:: WHAT YOU WILL DO ::
Set down every entry word for word. Omit the pictures.

:: Records that describe figures ::
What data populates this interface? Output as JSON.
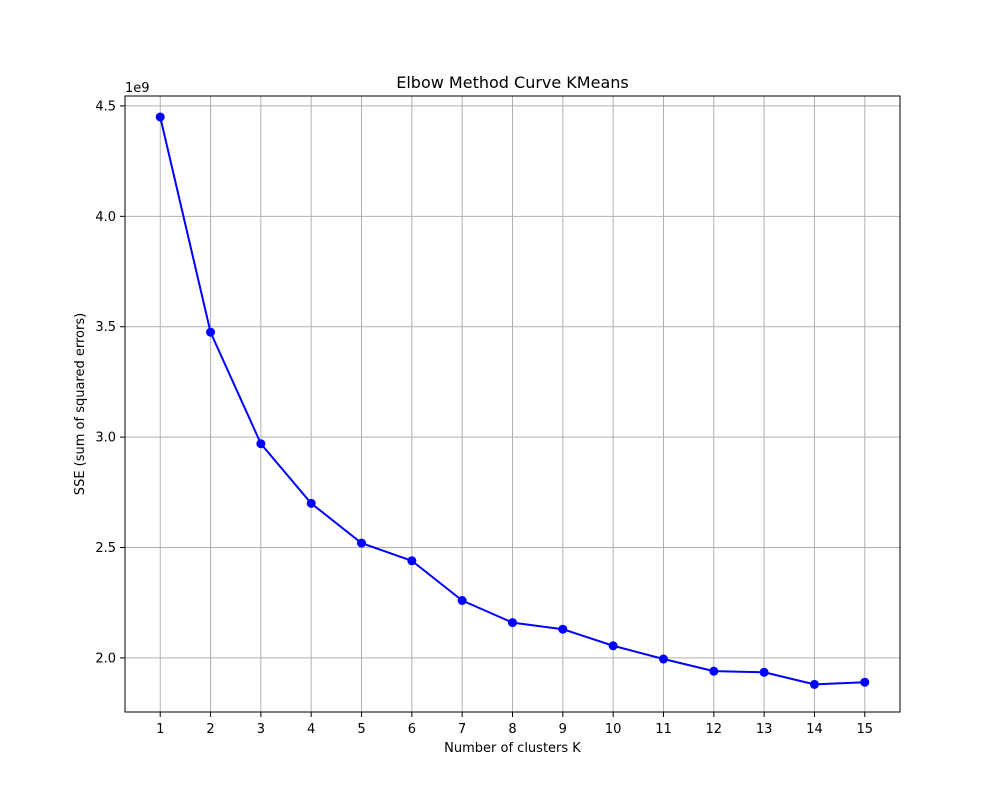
{
  "chart_data": {
    "type": "line",
    "title": "Elbow Method Curve KMeans",
    "xlabel": "Number of clusters K",
    "ylabel": "SSE (sum of squared errors)",
    "y_offset_label": "1e9",
    "y_scale_factor": 1000000000,
    "x": [
      1,
      2,
      3,
      4,
      5,
      6,
      7,
      8,
      9,
      10,
      11,
      12,
      13,
      14,
      15
    ],
    "x_ticks": [
      "1",
      "2",
      "3",
      "4",
      "5",
      "6",
      "7",
      "8",
      "9",
      "10",
      "11",
      "12",
      "13",
      "14",
      "15"
    ],
    "y_ticks": [
      "2.0",
      "2.5",
      "3.0",
      "3.5",
      "4.0",
      "4.5"
    ],
    "y_tick_values": [
      2.0,
      2.5,
      3.0,
      3.5,
      4.0,
      4.5
    ],
    "series": [
      {
        "values": [
          4.45,
          3.475,
          2.97,
          2.7,
          2.52,
          2.44,
          2.26,
          2.16,
          2.13,
          2.055,
          1.995,
          1.94,
          1.935,
          1.88,
          1.89
        ],
        "color": "#0000ff",
        "marker": "circle"
      }
    ],
    "xlim": [
      0.3,
      15.7
    ],
    "ylim": [
      1.755,
      4.545
    ],
    "grid": true,
    "grid_color": "#b0b0b0"
  }
}
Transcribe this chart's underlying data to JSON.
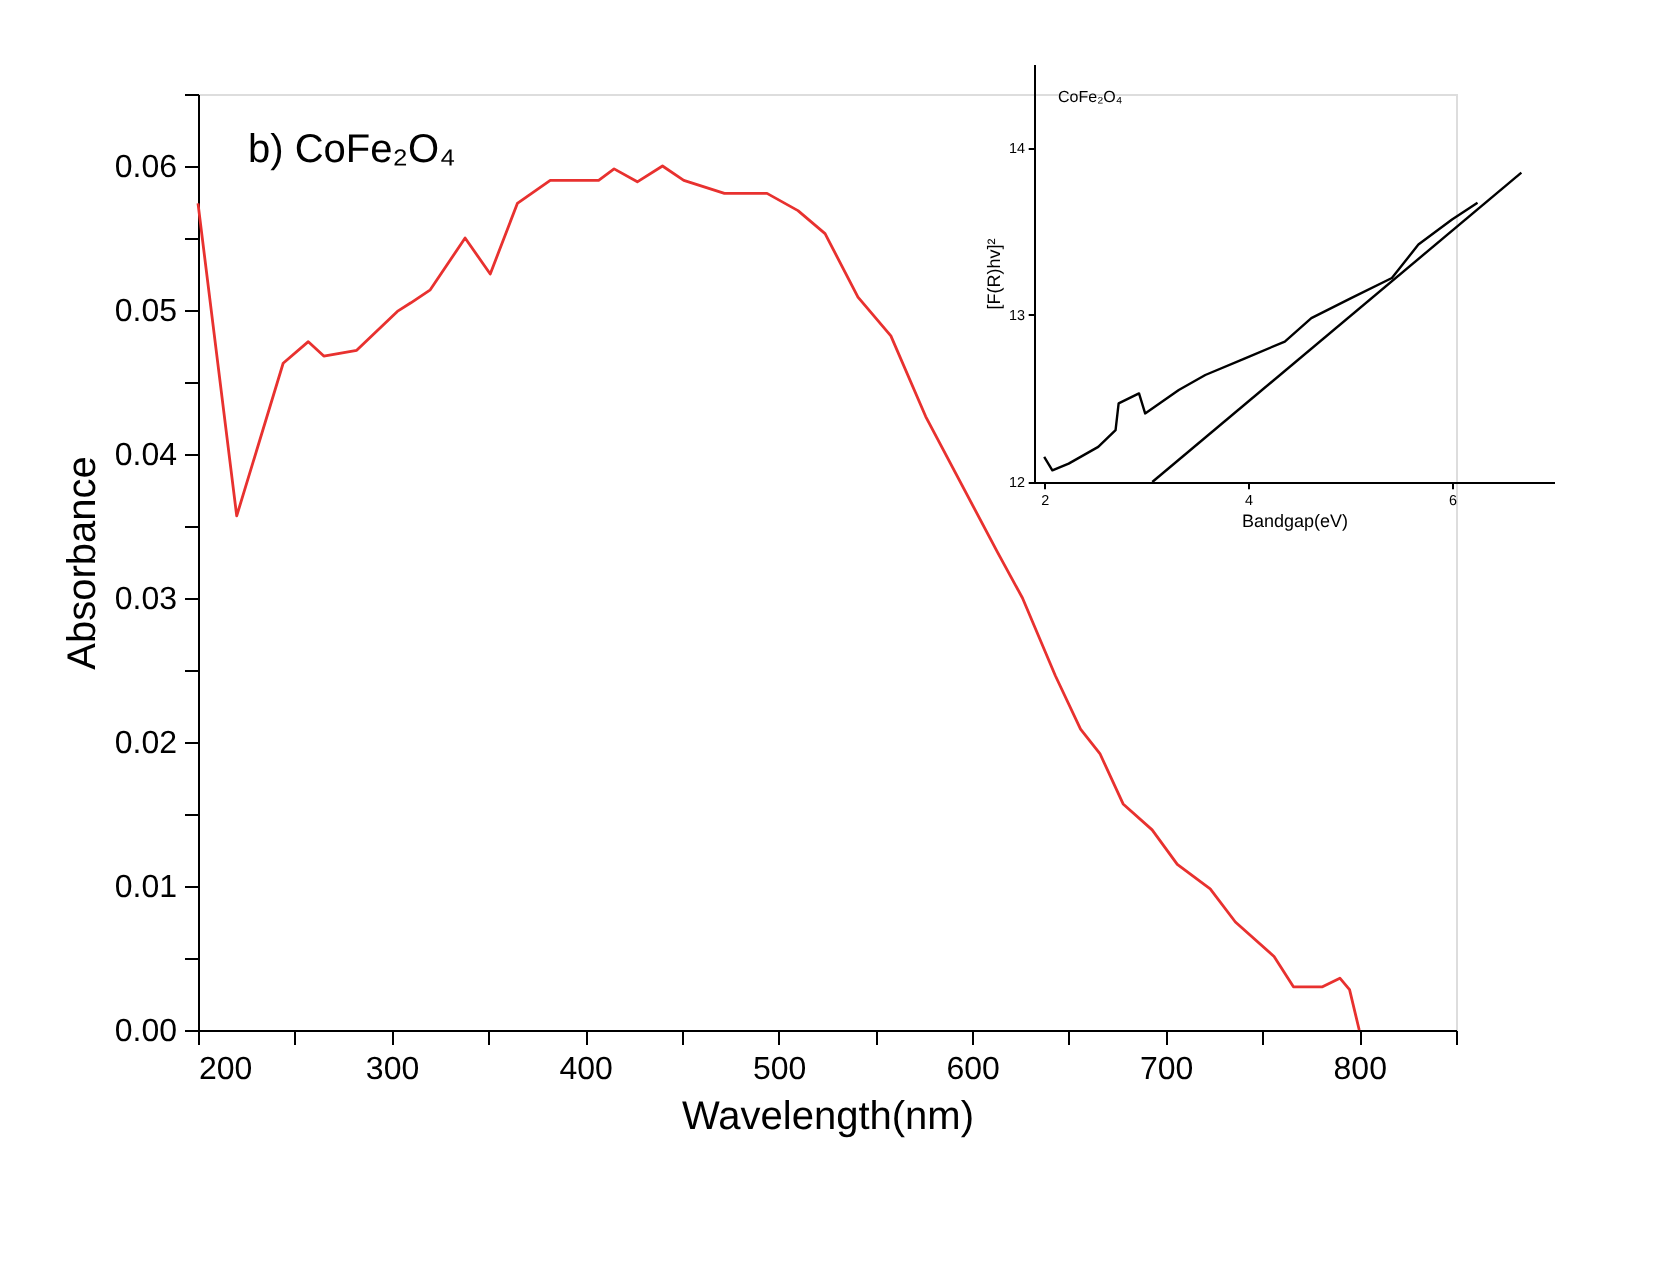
{
  "chart_data": [
    {
      "type": "line",
      "xlabel": "Wavelength(nm)",
      "ylabel": "Absorbance",
      "annotations": [
        "b) CoFe₂O₄"
      ],
      "xlim": [
        200,
        850
      ],
      "xticks": [
        200,
        {
          "value": 250,
          "label": null
        },
        300,
        {
          "value": 350,
          "label": null
        },
        400,
        {
          "value": 450,
          "label": null
        },
        500,
        {
          "value": 550,
          "label": null
        },
        600,
        {
          "value": 650,
          "label": null
        },
        700,
        {
          "value": 750,
          "label": null
        },
        800,
        {
          "value": 850,
          "label": null
        }
      ],
      "ylim": [
        0,
        0.065
      ],
      "yticks": [
        {
          "value": 0,
          "label": "0.00"
        },
        {
          "value": 0.005,
          "label": null
        },
        0.01,
        {
          "value": 0.015,
          "label": null
        },
        0.02,
        {
          "value": 0.025,
          "label": null
        },
        0.03,
        {
          "value": 0.035,
          "label": null
        },
        0.04,
        {
          "value": 0.045,
          "label": null
        },
        0.05,
        {
          "value": 0.055,
          "label": null
        },
        0.06,
        {
          "value": 0.065,
          "label": null
        }
      ],
      "grid": false,
      "series": [
        {
          "color": "#e8312f",
          "x": [
            200,
            220,
            244,
            257,
            265,
            282,
            303,
            310,
            320,
            338,
            351,
            365,
            382,
            407,
            415,
            427,
            440,
            451,
            472,
            494,
            510,
            524,
            541,
            558,
            576,
            613,
            626,
            643,
            656,
            666,
            678,
            693,
            706,
            723,
            736,
            756,
            766,
            781,
            790,
            795,
            800
          ],
          "values": [
            0.0574,
            0.0357,
            0.0463,
            0.0478,
            0.0468,
            0.0472,
            0.0499,
            0.0505,
            0.0514,
            0.055,
            0.0525,
            0.0574,
            0.059,
            0.059,
            0.0598,
            0.0589,
            0.06,
            0.059,
            0.0581,
            0.0581,
            0.0569,
            0.0553,
            0.0509,
            0.0482,
            0.0426,
            0.0332,
            0.03,
            0.0246,
            0.0209,
            0.0192,
            0.0157,
            0.0139,
            0.0115,
            0.0098,
            0.0075,
            0.0051,
            0.003,
            0.003,
            0.0036,
            0.0028,
            0.0
          ]
        }
      ]
    },
    {
      "type": "line",
      "xlabel": "Bandgap(eV)",
      "ylabel": "[F(R)hv]²",
      "annotations": [
        "CoFe₂O₄"
      ],
      "xlim": [
        1.9,
        7.0
      ],
      "xticks": [
        2,
        4,
        6
      ],
      "ylim": [
        12,
        14.5
      ],
      "yticks": [
        12,
        13,
        14
      ],
      "grid": false,
      "series": [
        {
          "color": "#000000",
          "x": [
            2.0,
            2.08,
            2.24,
            2.53,
            2.7,
            2.73,
            2.93,
            2.99,
            3.32,
            3.58,
            3.97,
            4.36,
            4.62,
            5.01,
            5.41,
            5.67,
            6.0,
            6.25
          ],
          "values": [
            12.15,
            12.07,
            12.11,
            12.21,
            12.31,
            12.47,
            12.53,
            12.41,
            12.55,
            12.64,
            12.74,
            12.84,
            12.98,
            13.1,
            13.22,
            13.42,
            13.57,
            13.67
          ]
        },
        {
          "color": "#000000",
          "x": [
            3.06,
            6.68
          ],
          "values": [
            12.0,
            13.85
          ]
        }
      ]
    }
  ]
}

:: SOLUTION FOR THIS TASK ::
What data populates this interface? Output as JSON.
{
  "chart_data": {
    "type": "line",
    "title": "Elbow Method Curve KMeans",
    "xlabel": "Number of clusters K",
    "ylabel": "SSE (sum of squared errors)",
    "y_offset_label": "1e9",
    "y_scale_factor": 1000000000,
    "x": [
      1,
      2,
      3,
      4,
      5,
      6,
      7,
      8,
      9,
      10,
      11,
      12,
      13,
      14,
      15
    ],
    "x_ticks": [
      "1",
      "2",
      "3",
      "4",
      "5",
      "6",
      "7",
      "8",
      "9",
      "10",
      "11",
      "12",
      "13",
      "14",
      "15"
    ],
    "y_ticks": [
      "2.0",
      "2.5",
      "3.0",
      "3.5",
      "4.0",
      "4.5"
    ],
    "y_tick_values": [
      2.0,
      2.5,
      3.0,
      3.5,
      4.0,
      4.5
    ],
    "series": [
      {
        "values": [
          4.45,
          3.475,
          2.97,
          2.7,
          2.52,
          2.44,
          2.26,
          2.16,
          2.13,
          2.055,
          1.995,
          1.94,
          1.935,
          1.88,
          1.89
        ],
        "color": "#0000ff",
        "marker": "circle"
      }
    ],
    "xlim": [
      0.3,
      15.7
    ],
    "ylim": [
      1.755,
      4.545
    ],
    "grid": true,
    "grid_color": "#b0b0b0"
  }
}
Transcribe this chart's underlying data to JSON.
{
  "chart_data": [
    {
      "type": "line",
      "xlabel": "Wavelength(nm)",
      "ylabel": "Absorbance",
      "annotations": [
        "b) CoFe₂O₄"
      ],
      "xlim": [
        200,
        850
      ],
      "xticks": [
        200,
        {
          "value": 250,
          "label": null
        },
        300,
        {
          "value": 350,
          "label": null
        },
        400,
        {
          "value": 450,
          "label": null
        },
        500,
        {
          "value": 550,
          "label": null
        },
        600,
        {
          "value": 650,
          "label": null
        },
        700,
        {
          "value": 750,
          "label": null
        },
        800,
        {
          "value": 850,
          "label": null
        }
      ],
      "ylim": [
        0,
        0.065
      ],
      "yticks": [
        {
          "value": 0,
          "label": "0.00"
        },
        {
          "value": 0.005,
          "label": null
        },
        0.01,
        {
          "value": 0.015,
          "label": null
        },
        0.02,
        {
          "value": 0.025,
          "label": null
        },
        0.03,
        {
          "value": 0.035,
          "label": null
        },
        0.04,
        {
          "value": 0.045,
          "label": null
        },
        0.05,
        {
          "value": 0.055,
          "label": null
        },
        0.06,
        {
          "value": 0.065,
          "label": null
        }
      ],
      "grid": false,
      "series": [
        {
          "color": "#e8312f",
          "x": [
            200,
            220,
            244,
            257,
            265,
            282,
            303,
            310,
            320,
            338,
            351,
            365,
            382,
            407,
            415,
            427,
            440,
            451,
            472,
            494,
            510,
            524,
            541,
            558,
            576,
            613,
            626,
            643,
            656,
            666,
            678,
            693,
            706,
            723,
            736,
            756,
            766,
            781,
            790,
            795,
            800
          ],
          "values": [
            0.0574,
            0.0357,
            0.0463,
            0.0478,
            0.0468,
            0.0472,
            0.0499,
            0.0505,
            0.0514,
            0.055,
            0.0525,
            0.0574,
            0.059,
            0.059,
            0.0598,
            0.0589,
            0.06,
            0.059,
            0.0581,
            0.0581,
            0.0569,
            0.0553,
            0.0509,
            0.0482,
            0.0426,
            0.0332,
            0.03,
            0.0246,
            0.0209,
            0.0192,
            0.0157,
            0.0139,
            0.0115,
            0.0098,
            0.0075,
            0.0051,
            0.003,
            0.003,
            0.0036,
            0.0028,
            0.0
          ]
        }
      ]
    },
    {
      "type": "line",
      "xlabel": "Bandgap(eV)",
      "ylabel": "[F(R)hv]²",
      "annotations": [
        "CoFe₂O₄"
      ],
      "xlim": [
        1.9,
        7.0
      ],
      "xticks": [
        2,
        4,
        6
      ],
      "ylim": [
        12,
        14.5
      ],
      "yticks": [
        12,
        13,
        14
      ],
      "grid": false,
      "series": [
        {
          "color": "#000000",
          "x": [
            2.0,
            2.08,
            2.24,
            2.53,
            2.7,
            2.73,
            2.93,
            2.99,
            3.32,
            3.58,
            3.97,
            4.36,
            4.62,
            5.01,
            5.41,
            5.67,
            6.0,
            6.25
          ],
          "values": [
            12.15,
            12.07,
            12.11,
            12.21,
            12.31,
            12.47,
            12.53,
            12.41,
            12.55,
            12.64,
            12.74,
            12.84,
            12.98,
            13.1,
            13.22,
            13.42,
            13.57,
            13.67
          ]
        },
        {
          "color": "#000000",
          "x": [
            3.06,
            6.68
          ],
          "values": [
            12.0,
            13.85
          ]
        }
      ]
    }
  ]
}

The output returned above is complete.